Start of DATASET ROWS

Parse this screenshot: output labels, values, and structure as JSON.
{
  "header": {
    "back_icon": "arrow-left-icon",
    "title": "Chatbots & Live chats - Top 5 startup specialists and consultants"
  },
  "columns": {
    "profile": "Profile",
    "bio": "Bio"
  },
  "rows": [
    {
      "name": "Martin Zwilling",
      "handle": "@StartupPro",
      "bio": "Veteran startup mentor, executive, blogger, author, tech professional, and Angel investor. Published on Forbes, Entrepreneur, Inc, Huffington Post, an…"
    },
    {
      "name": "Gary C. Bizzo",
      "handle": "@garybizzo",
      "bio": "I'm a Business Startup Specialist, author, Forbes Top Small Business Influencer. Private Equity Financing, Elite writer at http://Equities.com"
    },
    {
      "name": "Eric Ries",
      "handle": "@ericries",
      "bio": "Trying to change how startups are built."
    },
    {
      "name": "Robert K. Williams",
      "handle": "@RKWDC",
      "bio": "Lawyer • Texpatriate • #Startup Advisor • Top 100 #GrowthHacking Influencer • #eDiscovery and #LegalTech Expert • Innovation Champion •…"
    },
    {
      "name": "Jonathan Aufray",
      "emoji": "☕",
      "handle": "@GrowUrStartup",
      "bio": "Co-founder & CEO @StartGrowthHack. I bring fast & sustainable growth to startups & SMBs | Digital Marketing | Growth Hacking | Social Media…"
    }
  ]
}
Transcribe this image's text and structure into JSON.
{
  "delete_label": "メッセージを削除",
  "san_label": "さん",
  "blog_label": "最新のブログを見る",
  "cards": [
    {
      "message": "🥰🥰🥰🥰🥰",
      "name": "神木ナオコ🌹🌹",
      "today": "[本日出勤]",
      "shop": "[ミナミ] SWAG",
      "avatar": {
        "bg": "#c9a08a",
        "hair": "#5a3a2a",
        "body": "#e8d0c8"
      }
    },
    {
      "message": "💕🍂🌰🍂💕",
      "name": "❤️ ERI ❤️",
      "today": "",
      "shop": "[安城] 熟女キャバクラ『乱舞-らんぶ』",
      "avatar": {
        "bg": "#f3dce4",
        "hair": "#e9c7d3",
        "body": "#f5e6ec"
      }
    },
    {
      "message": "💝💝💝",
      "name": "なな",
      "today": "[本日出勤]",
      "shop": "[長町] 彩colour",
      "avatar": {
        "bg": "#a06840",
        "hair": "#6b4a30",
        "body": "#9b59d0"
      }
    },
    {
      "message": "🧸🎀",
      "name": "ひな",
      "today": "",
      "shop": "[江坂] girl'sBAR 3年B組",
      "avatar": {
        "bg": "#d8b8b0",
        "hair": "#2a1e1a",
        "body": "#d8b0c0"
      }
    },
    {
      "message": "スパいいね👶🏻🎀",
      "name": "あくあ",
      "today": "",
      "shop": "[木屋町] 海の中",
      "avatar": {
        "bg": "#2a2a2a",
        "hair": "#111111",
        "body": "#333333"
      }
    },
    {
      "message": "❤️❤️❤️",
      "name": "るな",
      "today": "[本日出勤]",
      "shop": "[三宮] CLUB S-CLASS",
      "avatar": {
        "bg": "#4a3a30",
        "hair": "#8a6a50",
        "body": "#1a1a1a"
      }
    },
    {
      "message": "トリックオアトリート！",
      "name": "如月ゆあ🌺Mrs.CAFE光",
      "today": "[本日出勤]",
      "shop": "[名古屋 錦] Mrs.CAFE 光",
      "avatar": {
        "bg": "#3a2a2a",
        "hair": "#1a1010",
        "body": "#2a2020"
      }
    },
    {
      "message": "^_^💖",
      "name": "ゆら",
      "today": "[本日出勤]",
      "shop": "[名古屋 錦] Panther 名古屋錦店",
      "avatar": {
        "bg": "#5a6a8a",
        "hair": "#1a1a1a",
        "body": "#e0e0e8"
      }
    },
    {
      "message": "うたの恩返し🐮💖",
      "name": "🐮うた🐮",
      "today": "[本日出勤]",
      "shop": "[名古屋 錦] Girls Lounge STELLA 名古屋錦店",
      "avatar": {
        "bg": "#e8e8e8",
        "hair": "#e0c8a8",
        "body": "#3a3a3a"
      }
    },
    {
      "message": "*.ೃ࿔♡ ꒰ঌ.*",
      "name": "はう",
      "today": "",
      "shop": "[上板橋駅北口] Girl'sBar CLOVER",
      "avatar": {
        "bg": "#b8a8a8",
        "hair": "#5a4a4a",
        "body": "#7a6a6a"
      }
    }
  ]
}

End of DATASET ROWS

### WHAT IS NEEDED
Write out all records exactly, keeping every detail.

### TASK RESULT
Parse this screenshot: output labels, values, and structure as JSON.
{
  "header": {
    "back_icon": "arrow-left-icon",
    "title": "Chatbots & Live chats - Top 5 startup specialists and consultants"
  },
  "columns": {
    "profile": "Profile",
    "bio": "Bio"
  },
  "rows": [
    {
      "name": "Martin Zwilling",
      "handle": "@StartupPro",
      "bio": "Veteran startup mentor, executive, blogger, author, tech professional, and Angel investor. Published on Forbes, Entrepreneur, Inc, Huffington Post, an…"
    },
    {
      "name": "Gary C. Bizzo",
      "handle": "@garybizzo",
      "bio": "I'm a Business Startup Specialist, author, Forbes Top Small Business Influencer. Private Equity Financing, Elite writer at http://Equities.com"
    },
    {
      "name": "Eric Ries",
      "handle": "@ericries",
      "bio": "Trying to change how startups are built."
    },
    {
      "name": "Robert K. Williams",
      "handle": "@RKWDC",
      "bio": "Lawyer • Texpatriate • #Startup Advisor • Top 100 #GrowthHacking Influencer • #eDiscovery and #LegalTech Expert • Innovation Champion •…"
    },
    {
      "name": "Jonathan Aufray",
      "emoji": "☕",
      "handle": "@GrowUrStartup",
      "bio": "Co-founder & CEO @StartGrowthHack. I bring fast & sustainable growth to startups & SMBs | Digital Marketing | Growth Hacking | Social Media…"
    }
  ]
}
Transcribe this image's text and structure into JSON.
{
  "delete_label": "メッセージを削除",
  "san_label": "さん",
  "blog_label": "最新のブログを見る",
  "cards": [
    {
      "message": "🥰🥰🥰🥰🥰",
      "name": "神木ナオコ🌹🌹",
      "today": "[本日出勤]",
      "shop": "[ミナミ] SWAG",
      "avatar": {
        "bg": "#c9a08a",
        "hair": "#5a3a2a",
        "body": "#e8d0c8"
      }
    },
    {
      "message": "💕🍂🌰🍂💕",
      "name": "❤️ ERI ❤️",
      "today": "",
      "shop": "[安城] 熟女キャバクラ『乱舞-らんぶ』",
      "avatar": {
        "bg": "#f3dce4",
        "hair": "#e9c7d3",
        "body": "#f5e6ec"
      }
    },
    {
      "message": "💝💝💝",
      "name": "なな",
      "today": "[本日出勤]",
      "shop": "[長町] 彩colour",
      "avatar": {
        "bg": "#a06840",
        "hair": "#6b4a30",
        "body": "#9b59d0"
      }
    },
    {
      "message": "🧸🎀",
      "name": "ひな",
      "today": "",
      "shop": "[江坂] girl'sBAR 3年B組",
      "avatar": {
        "bg": "#d8b8b0",
        "hair": "#2a1e1a",
        "body": "#d8b0c0"
      }
    },
    {
      "message": "スパいいね👶🏻🎀",
      "name": "あくあ",
      "today": "",
      "shop": "[木屋町] 海の中",
      "avatar": {
        "bg": "#2a2a2a",
        "hair": "#111111",
        "body": "#333333"
      }
    },
    {
      "message": "❤️❤️❤️",
      "name": "るな",
      "today": "[本日出勤]",
      "shop": "[三宮] CLUB S-CLASS",
      "avatar": {
        "bg": "#4a3a30",
        "hair": "#8a6a50",
        "body": "#1a1a1a"
      }
    },
    {
      "message": "トリックオアトリート！",
      "name": "如月ゆあ🌺Mrs.CAFE光",
      "today": "[本日出勤]",
      "shop": "[名古屋 錦] Mrs.CAFE 光",
      "avatar": {
        "bg": "#3a2a2a",
        "hair": "#1a1010",
        "body": "#2a2020"
      }
    },
    {
      "message": "^_^💖",
      "name": "ゆら",
      "today": "[本日出勤]",
      "shop": "[名古屋 錦] Panther 名古屋錦店",
      "avatar": {
        "bg": "#5a6a8a",
        "hair": "#1a1a1a",
        "body": "#e0e0e8"
      }
    },
    {
      "message": "うたの恩返し🐮💖",
      "name": "🐮うた🐮",
      "today": "[本日出勤]",
      "shop": "[名古屋 錦] Girls Lounge STELLA 名古屋錦店",
      "avatar": {
        "bg": "#e8e8e8",
        "hair": "#e0c8a8",
        "body": "#3a3a3a"
      }
    },
    {
      "message": "*.ೃ࿔♡ ꒰ঌ.*",
      "name": "はう",
      "today": "",
      "shop": "[上板橋駅北口] Girl'sBar CLOVER",
      "avatar": {
        "bg": "#b8a8a8",
        "hair": "#5a4a4a",
        "body": "#7a6a6a"
      }
    }
  ]
}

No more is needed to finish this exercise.